Stated problem:
From the listing below, return each line that includes "heading".

Dataset excerpts

-=-=-=-=-

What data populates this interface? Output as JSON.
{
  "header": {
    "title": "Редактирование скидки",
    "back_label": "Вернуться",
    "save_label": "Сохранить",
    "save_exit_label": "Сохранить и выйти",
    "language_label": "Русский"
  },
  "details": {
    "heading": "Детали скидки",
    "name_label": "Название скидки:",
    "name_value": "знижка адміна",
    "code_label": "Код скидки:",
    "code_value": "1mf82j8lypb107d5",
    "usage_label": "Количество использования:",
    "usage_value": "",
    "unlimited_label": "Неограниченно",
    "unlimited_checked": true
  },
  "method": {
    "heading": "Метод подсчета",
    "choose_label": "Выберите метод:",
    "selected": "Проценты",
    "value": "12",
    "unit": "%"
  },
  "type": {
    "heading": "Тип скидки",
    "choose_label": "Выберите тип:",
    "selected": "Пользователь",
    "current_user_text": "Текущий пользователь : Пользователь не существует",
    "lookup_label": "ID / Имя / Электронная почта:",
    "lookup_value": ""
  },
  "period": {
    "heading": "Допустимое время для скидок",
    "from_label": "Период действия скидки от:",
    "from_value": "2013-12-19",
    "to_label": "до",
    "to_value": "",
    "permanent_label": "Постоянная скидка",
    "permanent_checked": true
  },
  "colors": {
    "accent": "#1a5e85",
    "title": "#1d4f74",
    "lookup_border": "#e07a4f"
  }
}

-=-=-=-=-

Result for this exercise:
    "heading": "Детали скидки",
    "heading": "Метод подсчета",
    "heading": "Тип скидки",
    "heading": "Допустимое время для скидок",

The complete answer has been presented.